Exercise prompt: Retype the entries. Match them exactly.

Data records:
=== Section Start ===

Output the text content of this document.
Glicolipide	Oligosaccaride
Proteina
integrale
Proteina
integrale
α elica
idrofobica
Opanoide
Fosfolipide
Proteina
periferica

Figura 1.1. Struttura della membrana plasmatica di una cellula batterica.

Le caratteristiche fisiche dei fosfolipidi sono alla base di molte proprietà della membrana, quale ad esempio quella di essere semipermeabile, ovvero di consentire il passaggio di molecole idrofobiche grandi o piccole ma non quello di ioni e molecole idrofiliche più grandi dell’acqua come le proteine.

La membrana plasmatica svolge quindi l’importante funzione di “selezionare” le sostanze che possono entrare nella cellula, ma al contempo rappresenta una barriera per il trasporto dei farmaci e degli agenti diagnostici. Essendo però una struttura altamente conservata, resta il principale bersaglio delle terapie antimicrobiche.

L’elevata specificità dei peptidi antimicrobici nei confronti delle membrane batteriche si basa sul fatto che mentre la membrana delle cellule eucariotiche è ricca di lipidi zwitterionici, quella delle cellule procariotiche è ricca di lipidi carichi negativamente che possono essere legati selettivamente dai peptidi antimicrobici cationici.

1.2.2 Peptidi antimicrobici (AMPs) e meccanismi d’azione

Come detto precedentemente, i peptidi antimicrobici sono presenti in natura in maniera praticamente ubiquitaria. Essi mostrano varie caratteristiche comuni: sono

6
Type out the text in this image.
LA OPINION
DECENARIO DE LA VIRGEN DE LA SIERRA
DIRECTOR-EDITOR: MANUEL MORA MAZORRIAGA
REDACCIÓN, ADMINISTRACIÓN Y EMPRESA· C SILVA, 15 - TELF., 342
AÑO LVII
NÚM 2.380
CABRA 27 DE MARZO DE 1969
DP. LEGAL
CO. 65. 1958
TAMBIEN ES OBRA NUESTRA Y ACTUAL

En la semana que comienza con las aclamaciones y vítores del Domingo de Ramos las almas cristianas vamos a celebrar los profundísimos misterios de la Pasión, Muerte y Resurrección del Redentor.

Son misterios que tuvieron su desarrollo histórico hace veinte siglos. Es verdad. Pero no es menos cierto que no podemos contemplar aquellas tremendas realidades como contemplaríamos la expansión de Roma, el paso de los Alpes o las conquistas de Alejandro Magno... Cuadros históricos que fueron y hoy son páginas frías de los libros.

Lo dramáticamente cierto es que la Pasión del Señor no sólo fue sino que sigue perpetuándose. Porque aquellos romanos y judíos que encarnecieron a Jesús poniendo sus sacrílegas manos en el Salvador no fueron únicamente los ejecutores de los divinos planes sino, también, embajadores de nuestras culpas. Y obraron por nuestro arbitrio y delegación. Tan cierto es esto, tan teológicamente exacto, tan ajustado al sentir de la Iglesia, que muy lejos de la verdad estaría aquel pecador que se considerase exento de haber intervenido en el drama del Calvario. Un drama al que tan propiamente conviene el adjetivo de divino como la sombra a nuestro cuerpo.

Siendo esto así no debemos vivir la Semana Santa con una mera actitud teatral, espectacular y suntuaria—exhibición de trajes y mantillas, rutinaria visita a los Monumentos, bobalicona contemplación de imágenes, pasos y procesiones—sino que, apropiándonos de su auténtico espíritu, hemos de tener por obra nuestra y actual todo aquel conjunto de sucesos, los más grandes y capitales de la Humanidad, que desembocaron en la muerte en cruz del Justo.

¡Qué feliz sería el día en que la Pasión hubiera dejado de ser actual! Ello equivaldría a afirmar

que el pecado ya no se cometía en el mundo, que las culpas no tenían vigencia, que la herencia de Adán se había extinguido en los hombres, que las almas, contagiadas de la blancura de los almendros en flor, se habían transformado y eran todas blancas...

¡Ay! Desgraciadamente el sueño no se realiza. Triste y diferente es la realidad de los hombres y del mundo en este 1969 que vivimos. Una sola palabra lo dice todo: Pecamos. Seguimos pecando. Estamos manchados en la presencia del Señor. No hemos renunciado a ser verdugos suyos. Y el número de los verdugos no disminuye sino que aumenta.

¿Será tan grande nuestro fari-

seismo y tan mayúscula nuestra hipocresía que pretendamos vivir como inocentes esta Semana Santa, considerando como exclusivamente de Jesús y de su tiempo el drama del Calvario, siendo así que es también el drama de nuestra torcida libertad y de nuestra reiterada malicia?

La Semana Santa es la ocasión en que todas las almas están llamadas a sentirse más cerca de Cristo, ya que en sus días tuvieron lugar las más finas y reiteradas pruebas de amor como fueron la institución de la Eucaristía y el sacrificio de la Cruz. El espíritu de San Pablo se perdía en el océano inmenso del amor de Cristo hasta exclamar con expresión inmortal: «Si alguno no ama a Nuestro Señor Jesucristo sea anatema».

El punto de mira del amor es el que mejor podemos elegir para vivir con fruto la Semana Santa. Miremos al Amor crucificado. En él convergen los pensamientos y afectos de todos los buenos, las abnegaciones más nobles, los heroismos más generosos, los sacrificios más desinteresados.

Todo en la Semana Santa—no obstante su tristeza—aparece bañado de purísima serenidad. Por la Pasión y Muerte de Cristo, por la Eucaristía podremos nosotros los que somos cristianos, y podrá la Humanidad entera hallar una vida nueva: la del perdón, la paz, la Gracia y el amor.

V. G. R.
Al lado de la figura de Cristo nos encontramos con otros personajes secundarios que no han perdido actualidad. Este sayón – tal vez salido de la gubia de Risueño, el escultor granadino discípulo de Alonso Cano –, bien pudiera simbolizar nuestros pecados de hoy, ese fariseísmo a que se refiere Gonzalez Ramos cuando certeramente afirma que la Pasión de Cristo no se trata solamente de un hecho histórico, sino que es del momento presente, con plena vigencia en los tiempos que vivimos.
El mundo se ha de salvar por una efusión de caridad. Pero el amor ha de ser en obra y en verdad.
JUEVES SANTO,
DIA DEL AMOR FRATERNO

=== Section End ===

Response to the exercise:
Output the text content of this document.
Glicolipide	Oligosaccaride
Proteina
integrale
Proteina
integrale
α elica
idrofobica
Opanoide
Fosfolipide
Proteina
periferica

Figura 1.1. Struttura della membrana plasmatica di una cellula batterica.

Le caratteristiche fisiche dei fosfolipidi sono alla base di molte proprietà della membrana, quale ad esempio quella di essere semipermeabile, ovvero di consentire il passaggio di molecole idrofobiche grandi o piccole ma non quello di ioni e molecole idrofiliche più grandi dell’acqua come le proteine.

La membrana plasmatica svolge quindi l’importante funzione di “selezionare” le sostanze che possono entrare nella cellula, ma al contempo rappresenta una barriera per il trasporto dei farmaci e degli agenti diagnostici. Essendo però una struttura altamente conservata, resta il principale bersaglio delle terapie antimicrobiche.

L’elevata specificità dei peptidi antimicrobici nei confronti delle membrane batteriche si basa sul fatto che mentre la membrana delle cellule eucariotiche è ricca di lipidi zwitterionici, quella delle cellule procariotiche è ricca di lipidi carichi negativamente che possono essere legati selettivamente dai peptidi antimicrobici cationici.

1.2.2 Peptidi antimicrobici (AMPs) e meccanismi d’azione

Come detto precedentemente, i peptidi antimicrobici sono presenti in natura in maniera praticamente ubiquitaria. Essi mostrano varie caratteristiche comuni: sono

6
Type out the text in this image.
LA OPINION
DECENARIO DE LA VIRGEN DE LA SIERRA
DIRECTOR-EDITOR: MANUEL MORA MAZORRIAGA
REDACCIÓN, ADMINISTRACIÓN Y EMPRESA· C SILVA, 15 - TELF., 342
AÑO LVII
NÚM 2.380
CABRA 27 DE MARZO DE 1969
DP. LEGAL
CO. 65. 1958
TAMBIEN ES OBRA NUESTRA Y ACTUAL

En la semana que comienza con las aclamaciones y vítores del Domingo de Ramos las almas cristianas vamos a celebrar los profundísimos misterios de la Pasión, Muerte y Resurrección del Redentor.

Son misterios que tuvieron su desarrollo histórico hace veinte siglos. Es verdad. Pero no es menos cierto que no podemos contemplar aquellas tremendas realidades como contemplaríamos la expansión de Roma, el paso de los Alpes o las conquistas de Alejandro Magno... Cuadros históricos que fueron y hoy son páginas frías de los libros.

Lo dramáticamente cierto es que la Pasión del Señor no sólo fue sino que sigue perpetuándose. Porque aquellos romanos y judíos que encarnecieron a Jesús poniendo sus sacrílegas manos en el Salvador no fueron únicamente los ejecutores de los divinos planes sino, también, embajadores de nuestras culpas. Y obraron por nuestro arbitrio y delegación. Tan cierto es esto, tan teológicamente exacto, tan ajustado al sentir de la Iglesia, que muy lejos de la verdad estaría aquel pecador que se considerase exento de haber intervenido en el drama del Calvario. Un drama al que tan propiamente conviene el adjetivo de divino como la sombra a nuestro cuerpo.

Siendo esto así no debemos vivir la Semana Santa con una mera actitud teatral, espectacular y suntuaria—exhibición de trajes y mantillas, rutinaria visita a los Monumentos, bobalicona contemplación de imágenes, pasos y procesiones—sino que, apropiándonos de su auténtico espíritu, hemos de tener por obra nuestra y actual todo aquel conjunto de sucesos, los más grandes y capitales de la Humanidad, que desembocaron en la muerte en cruz del Justo.

¡Qué feliz sería el día en que la Pasión hubiera dejado de ser actual! Ello equivaldría a afirmar

que el pecado ya no se cometía en el mundo, que las culpas no tenían vigencia, que la herencia de Adán se había extinguido en los hombres, que las almas, contagiadas de la blancura de los almendros en flor, se habían transformado y eran todas blancas...

¡Ay! Desgraciadamente el sueño no se realiza. Triste y diferente es la realidad de los hombres y del mundo en este 1969 que vivimos. Una sola palabra lo dice todo: Pecamos. Seguimos pecando. Estamos manchados en la presencia del Señor. No hemos renunciado a ser verdugos suyos. Y el número de los verdugos no disminuye sino que aumenta.

¿Será tan grande nuestro fari-

seismo y tan mayúscula nuestra hipocresía que pretendamos vivir como inocentes esta Semana Santa, considerando como exclusivamente de Jesús y de su tiempo el drama del Calvario, siendo así que es también el drama de nuestra torcida libertad y de nuestra reiterada malicia?

La Semana Santa es la ocasión en que todas las almas están llamadas a sentirse más cerca de Cristo, ya que en sus días tuvieron lugar las más finas y reiteradas pruebas de amor como fueron la institución de la Eucaristía y el sacrificio de la Cruz. El espíritu de San Pablo se perdía en el océano inmenso del amor de Cristo hasta exclamar con expresión inmortal: «Si alguno no ama a Nuestro Señor Jesucristo sea anatema».

El punto de mira del amor es el que mejor podemos elegir para vivir con fruto la Semana Santa. Miremos al Amor crucificado. En él convergen los pensamientos y afectos de todos los buenos, las abnegaciones más nobles, los heroismos más generosos, los sacrificios más desinteresados.

Todo en la Semana Santa—no obstante su tristeza—aparece bañado de purísima serenidad. Por la Pasión y Muerte de Cristo, por la Eucaristía podremos nosotros los que somos cristianos, y podrá la Humanidad entera hallar una vida nueva: la del perdón, la paz, la Gracia y el amor.

V. G. R.
Al lado de la figura de Cristo nos encontramos con otros personajes secundarios que no han perdido actualidad. Este sayón – tal vez salido de la gubia de Risueño, el escultor granadino discípulo de Alonso Cano –, bien pudiera simbolizar nuestros pecados de hoy, ese fariseísmo a que se refiere Gonzalez Ramos cuando certeramente afirma que la Pasión de Cristo no se trata solamente de un hecho histórico, sino que es del momento presente, con plena vigencia en los tiempos que vivimos.
El mundo se ha de salvar por una efusión de caridad. Pero el amor ha de ser en obra y en verdad.
JUEVES SANTO,
DIA DEL AMOR FRATERNO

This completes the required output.